(Collection entries)
----------

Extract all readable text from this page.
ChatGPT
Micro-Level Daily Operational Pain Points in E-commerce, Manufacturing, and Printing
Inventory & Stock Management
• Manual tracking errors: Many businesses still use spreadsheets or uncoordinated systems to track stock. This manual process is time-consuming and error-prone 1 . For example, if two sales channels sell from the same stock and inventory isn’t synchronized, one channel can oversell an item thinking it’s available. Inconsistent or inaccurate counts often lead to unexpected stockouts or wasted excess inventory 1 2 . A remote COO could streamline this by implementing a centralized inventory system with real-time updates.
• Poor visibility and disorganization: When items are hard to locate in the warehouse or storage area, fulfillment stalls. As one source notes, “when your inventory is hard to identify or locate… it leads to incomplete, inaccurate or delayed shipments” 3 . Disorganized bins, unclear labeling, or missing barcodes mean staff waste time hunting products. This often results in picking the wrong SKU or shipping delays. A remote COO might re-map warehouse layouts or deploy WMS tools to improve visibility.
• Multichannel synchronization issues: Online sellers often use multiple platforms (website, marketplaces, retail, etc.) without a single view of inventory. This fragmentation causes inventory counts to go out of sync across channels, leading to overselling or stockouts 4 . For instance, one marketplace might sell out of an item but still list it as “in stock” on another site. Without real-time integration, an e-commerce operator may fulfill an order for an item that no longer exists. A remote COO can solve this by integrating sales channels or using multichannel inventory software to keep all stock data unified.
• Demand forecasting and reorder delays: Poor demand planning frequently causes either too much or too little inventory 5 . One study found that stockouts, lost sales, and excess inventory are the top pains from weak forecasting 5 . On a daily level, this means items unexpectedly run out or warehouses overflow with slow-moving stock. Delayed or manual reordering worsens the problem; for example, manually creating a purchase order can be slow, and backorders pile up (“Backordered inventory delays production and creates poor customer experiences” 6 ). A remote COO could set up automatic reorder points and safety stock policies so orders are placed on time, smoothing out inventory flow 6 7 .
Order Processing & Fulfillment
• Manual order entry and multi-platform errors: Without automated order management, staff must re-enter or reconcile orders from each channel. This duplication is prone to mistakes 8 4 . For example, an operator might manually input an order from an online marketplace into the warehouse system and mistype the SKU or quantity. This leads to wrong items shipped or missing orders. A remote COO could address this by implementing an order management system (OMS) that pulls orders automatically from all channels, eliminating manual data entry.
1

----------

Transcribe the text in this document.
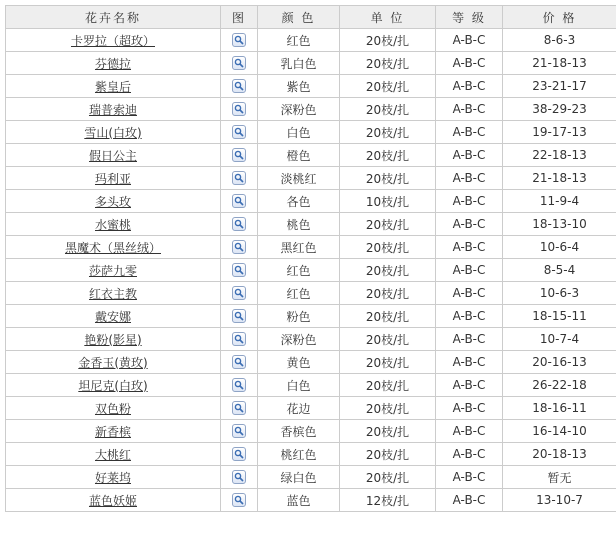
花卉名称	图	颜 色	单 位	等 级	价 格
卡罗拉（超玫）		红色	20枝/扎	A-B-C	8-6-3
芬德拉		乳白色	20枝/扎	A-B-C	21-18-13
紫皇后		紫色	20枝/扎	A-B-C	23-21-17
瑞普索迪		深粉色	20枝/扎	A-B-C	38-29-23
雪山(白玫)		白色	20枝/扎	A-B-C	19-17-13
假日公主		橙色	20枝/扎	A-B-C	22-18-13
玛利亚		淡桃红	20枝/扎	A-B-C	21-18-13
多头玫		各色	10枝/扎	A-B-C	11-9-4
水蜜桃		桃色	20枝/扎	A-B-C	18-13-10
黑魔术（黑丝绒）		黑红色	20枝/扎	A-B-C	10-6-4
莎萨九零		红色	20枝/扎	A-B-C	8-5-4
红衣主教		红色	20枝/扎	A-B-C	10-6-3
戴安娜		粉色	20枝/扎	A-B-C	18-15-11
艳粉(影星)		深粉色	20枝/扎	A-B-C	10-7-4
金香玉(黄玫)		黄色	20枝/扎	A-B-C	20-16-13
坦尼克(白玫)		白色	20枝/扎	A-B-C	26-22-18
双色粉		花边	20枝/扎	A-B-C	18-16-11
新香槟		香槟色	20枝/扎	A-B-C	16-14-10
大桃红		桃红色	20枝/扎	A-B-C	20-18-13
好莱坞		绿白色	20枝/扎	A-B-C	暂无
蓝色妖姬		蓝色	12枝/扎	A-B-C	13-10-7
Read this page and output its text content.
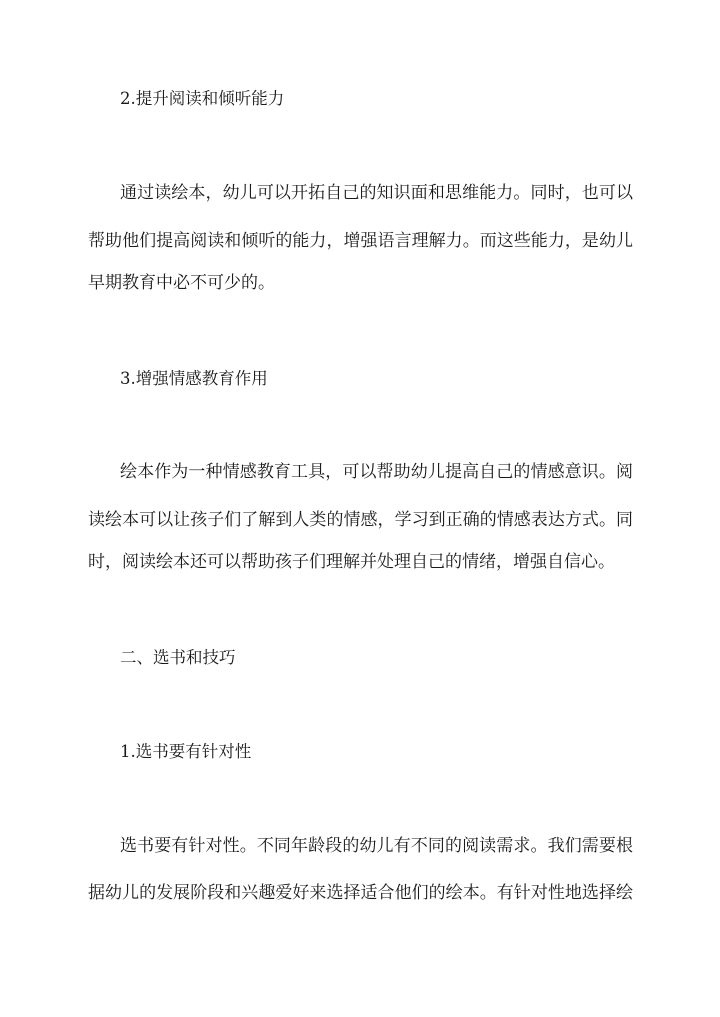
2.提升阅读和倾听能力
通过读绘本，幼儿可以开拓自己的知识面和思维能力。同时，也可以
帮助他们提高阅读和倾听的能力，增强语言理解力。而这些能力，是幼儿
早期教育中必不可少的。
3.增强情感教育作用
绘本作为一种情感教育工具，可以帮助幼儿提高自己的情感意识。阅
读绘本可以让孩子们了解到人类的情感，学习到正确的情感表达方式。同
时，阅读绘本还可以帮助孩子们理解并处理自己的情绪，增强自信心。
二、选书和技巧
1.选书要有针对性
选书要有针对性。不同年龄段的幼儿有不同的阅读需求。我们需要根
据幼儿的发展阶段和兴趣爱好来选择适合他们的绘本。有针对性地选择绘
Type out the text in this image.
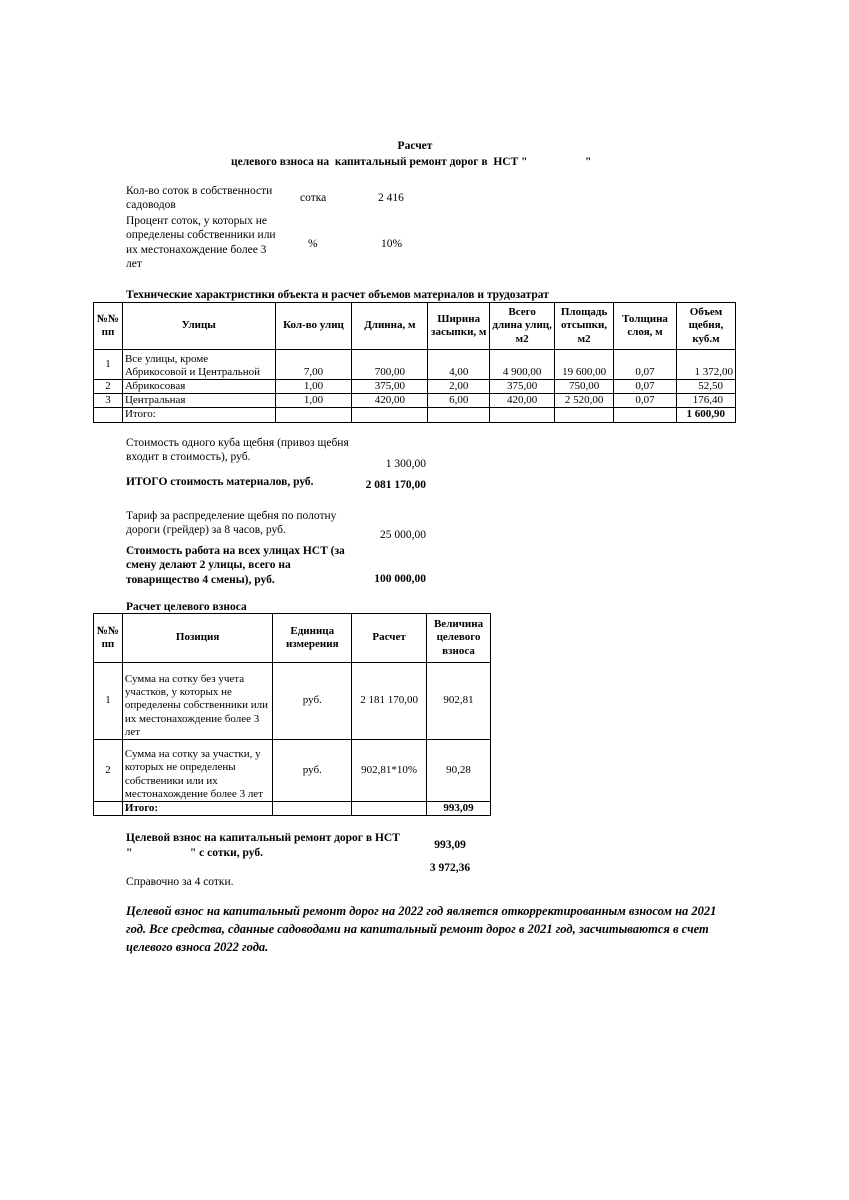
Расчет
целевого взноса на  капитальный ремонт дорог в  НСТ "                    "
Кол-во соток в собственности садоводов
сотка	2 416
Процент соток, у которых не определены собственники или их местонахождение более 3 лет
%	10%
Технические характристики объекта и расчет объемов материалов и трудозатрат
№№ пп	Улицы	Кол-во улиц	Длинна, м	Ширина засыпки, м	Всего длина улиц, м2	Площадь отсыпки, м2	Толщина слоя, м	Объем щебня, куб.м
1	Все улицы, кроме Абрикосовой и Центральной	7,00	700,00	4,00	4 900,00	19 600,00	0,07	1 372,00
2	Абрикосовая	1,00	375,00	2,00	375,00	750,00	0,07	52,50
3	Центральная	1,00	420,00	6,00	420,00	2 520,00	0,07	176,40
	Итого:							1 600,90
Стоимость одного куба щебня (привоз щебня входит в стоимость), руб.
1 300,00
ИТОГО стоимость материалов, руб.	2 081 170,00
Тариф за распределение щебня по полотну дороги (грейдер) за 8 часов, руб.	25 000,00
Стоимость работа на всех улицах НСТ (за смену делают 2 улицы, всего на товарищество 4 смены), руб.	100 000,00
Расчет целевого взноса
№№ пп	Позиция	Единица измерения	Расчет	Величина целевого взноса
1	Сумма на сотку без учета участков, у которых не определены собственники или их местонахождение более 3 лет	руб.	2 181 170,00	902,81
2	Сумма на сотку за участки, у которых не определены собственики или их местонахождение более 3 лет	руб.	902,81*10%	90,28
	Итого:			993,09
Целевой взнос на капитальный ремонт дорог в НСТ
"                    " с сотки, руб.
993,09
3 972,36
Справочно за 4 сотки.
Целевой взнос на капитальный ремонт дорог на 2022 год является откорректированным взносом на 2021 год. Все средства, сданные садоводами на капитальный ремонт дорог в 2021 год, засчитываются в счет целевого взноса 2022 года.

----------

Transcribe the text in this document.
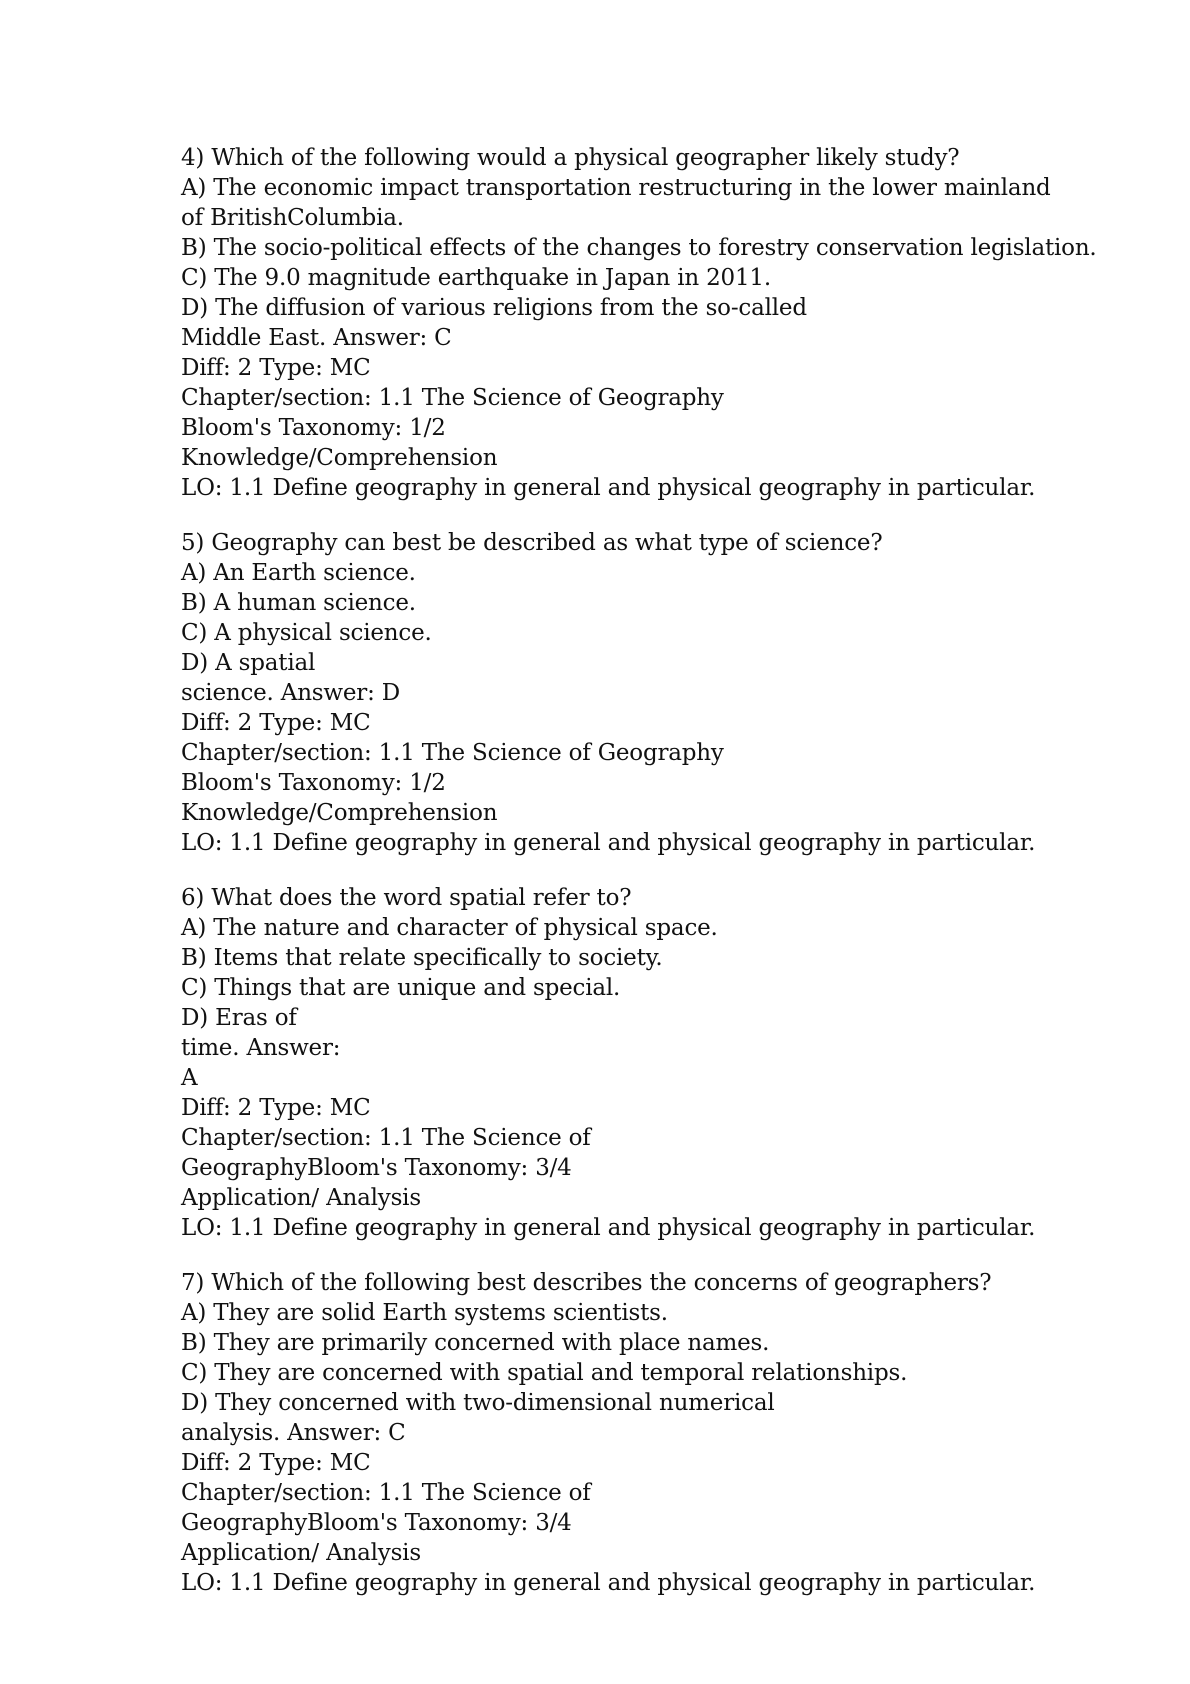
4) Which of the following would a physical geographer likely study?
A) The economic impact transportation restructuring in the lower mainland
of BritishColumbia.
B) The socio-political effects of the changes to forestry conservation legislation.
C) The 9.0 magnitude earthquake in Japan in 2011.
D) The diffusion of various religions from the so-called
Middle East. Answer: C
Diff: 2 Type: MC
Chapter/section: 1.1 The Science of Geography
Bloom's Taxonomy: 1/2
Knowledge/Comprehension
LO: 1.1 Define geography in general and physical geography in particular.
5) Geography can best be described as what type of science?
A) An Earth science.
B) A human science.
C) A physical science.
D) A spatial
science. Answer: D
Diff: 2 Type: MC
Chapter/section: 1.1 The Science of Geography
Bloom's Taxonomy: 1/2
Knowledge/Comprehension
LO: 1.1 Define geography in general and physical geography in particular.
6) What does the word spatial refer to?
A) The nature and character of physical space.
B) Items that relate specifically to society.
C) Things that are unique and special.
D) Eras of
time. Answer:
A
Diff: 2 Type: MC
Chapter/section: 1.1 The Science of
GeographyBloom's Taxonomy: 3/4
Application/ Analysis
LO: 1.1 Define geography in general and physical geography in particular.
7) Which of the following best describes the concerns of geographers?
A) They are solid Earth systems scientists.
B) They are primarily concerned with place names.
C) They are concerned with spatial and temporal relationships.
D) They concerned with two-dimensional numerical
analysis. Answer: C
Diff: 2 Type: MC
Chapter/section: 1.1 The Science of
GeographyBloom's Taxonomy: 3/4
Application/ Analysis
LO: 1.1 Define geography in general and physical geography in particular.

----------

■ Prompt ■
State how many lines of the records above contain the word "соток", and give only that number.

■ Full answer ■
2